TASK PROMPT:
According to the case summary below, into which bank's account did Lloyds mistakenly transfer money for Independent?

And nor can we put this down to wokeness: firstly, it was 1998, so everyone was racist, misogynist and cis-biased etc. etc. etc. — i.e., no-one was woke — and secondly, in any case, “bank” takes the neuter pronoun “it”, so would have been perfectly woke in the singular anyway.

I have re-rendered the Lord Justice’s pronouns as, in my opinion, they should be.[2]

Right.

Background

Lloyds transferred money into Independent’s account at the Royal Bank of Scotland by mistake. Independent argued that Lloyds made the transfer on behalf of its customer WFL, with its authority, to discharge WFL’s debt that was due to Independent.

At first instance, the court held that WFL had not authorised the transfer.

Independent appealed, arguing that Lloyds was authorised, or that it was ostensibly authorised to transfer the money, so the payment discharged WFL’s debt to Independent, thus providing a defence to Lloyds’ claim restitution.

Lloyds argued the first instance judge was right, but even if he wasn’t, Lloyds should still succeed on its restitutionary claim.

Facts

There is some confusion to be navigated not only on account of Lord Justice Waller’s curious facility with pronouns, but because both WFL and Independent had accounts at RBS. WFL was apparently moving its business from RBS to Lloyds. There was a bit of a S.N.A.F.U. where WFL first sent Independent a cheque drawn on RBS, which bounced, but this is all a bit of pre-conflict theatre.

MATERIAL:
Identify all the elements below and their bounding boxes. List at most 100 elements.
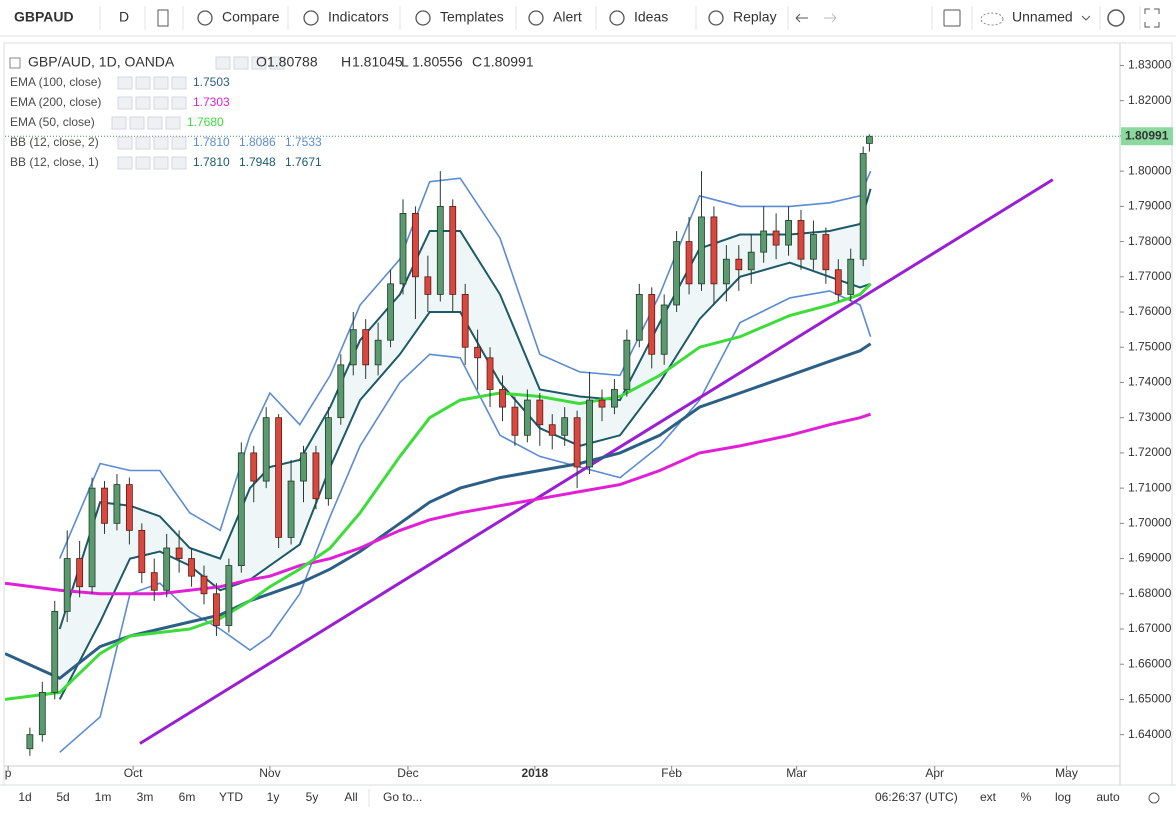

SOLUTION FOR THIS TASK:
The Royal Bank of Scotland.